>>

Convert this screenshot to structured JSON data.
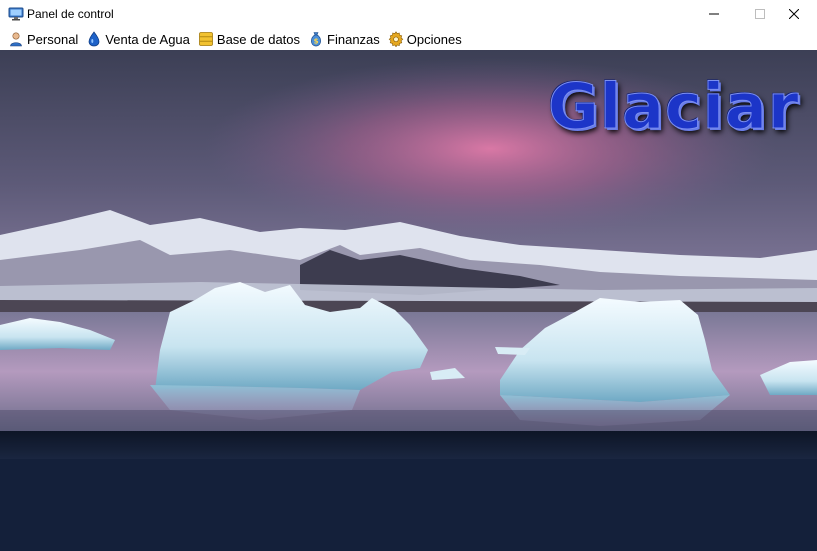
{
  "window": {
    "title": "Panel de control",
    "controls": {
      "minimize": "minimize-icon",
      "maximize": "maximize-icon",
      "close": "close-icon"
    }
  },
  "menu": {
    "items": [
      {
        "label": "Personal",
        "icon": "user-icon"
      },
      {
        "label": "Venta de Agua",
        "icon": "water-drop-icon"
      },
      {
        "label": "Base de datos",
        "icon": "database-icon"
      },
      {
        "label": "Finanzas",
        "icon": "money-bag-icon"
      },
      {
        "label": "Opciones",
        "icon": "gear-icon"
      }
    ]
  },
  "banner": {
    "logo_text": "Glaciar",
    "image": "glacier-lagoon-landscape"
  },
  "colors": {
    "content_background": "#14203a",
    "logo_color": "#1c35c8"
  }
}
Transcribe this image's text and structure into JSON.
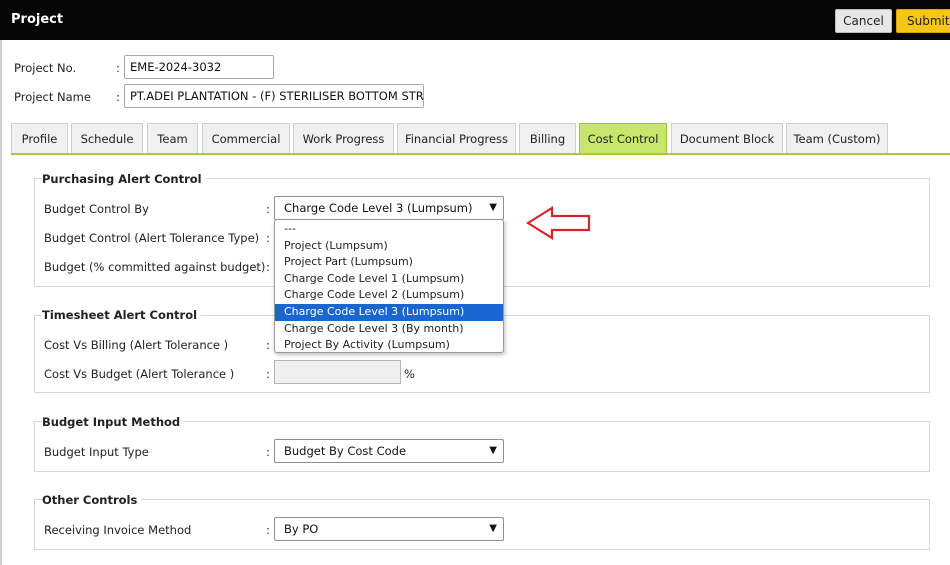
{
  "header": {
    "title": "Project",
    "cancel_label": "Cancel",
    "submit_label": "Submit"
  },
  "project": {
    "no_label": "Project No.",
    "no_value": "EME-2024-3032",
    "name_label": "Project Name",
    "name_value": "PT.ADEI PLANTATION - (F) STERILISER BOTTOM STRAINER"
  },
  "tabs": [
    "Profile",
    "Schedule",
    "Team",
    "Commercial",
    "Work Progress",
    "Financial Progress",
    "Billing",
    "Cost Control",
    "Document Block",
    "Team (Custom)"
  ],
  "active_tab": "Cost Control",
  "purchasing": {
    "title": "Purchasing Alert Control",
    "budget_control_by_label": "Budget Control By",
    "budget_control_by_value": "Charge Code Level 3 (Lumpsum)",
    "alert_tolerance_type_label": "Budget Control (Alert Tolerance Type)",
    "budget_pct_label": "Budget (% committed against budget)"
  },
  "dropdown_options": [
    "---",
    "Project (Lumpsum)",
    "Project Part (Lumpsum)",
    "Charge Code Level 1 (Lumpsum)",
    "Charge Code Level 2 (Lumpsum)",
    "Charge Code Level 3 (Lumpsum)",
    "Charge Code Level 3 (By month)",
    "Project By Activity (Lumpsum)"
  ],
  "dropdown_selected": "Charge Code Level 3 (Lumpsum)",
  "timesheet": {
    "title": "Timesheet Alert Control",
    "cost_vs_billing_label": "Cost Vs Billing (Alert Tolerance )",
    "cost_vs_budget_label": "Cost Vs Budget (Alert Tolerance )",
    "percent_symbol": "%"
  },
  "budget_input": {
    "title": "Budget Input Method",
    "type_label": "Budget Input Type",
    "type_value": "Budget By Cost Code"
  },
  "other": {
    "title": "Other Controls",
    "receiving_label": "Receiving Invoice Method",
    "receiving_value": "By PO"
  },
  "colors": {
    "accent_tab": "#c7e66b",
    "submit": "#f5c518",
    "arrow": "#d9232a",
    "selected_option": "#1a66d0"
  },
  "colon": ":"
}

<<
>>

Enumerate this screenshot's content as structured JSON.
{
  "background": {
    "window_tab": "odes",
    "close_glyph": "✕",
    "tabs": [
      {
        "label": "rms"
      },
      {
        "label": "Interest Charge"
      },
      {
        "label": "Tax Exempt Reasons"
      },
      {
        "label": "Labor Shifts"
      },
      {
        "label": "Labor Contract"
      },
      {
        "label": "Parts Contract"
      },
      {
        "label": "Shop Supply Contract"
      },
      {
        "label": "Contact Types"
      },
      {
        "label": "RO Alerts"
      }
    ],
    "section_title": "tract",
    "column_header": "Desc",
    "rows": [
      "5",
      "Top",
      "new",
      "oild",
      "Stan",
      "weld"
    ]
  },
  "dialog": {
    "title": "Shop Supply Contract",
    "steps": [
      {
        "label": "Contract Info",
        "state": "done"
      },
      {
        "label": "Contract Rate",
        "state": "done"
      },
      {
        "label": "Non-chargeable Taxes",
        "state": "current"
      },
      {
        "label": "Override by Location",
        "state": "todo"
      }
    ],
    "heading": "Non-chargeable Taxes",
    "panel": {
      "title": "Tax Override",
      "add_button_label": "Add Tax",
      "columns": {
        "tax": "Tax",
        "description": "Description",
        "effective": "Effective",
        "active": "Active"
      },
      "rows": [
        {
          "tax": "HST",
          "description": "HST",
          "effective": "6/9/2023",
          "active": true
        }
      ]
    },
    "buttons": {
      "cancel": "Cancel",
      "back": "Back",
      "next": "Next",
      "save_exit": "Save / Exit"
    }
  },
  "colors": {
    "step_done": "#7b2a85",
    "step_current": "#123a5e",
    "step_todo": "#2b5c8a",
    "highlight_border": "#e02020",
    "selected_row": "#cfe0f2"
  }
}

<<

PROBLEM DETAILS:
All lines above with "image" in them should be returned.

EXERCISE ANSWER:
    "image": "glacier-lagoon-landscape"
Transcribe this image's text and structure into JSON.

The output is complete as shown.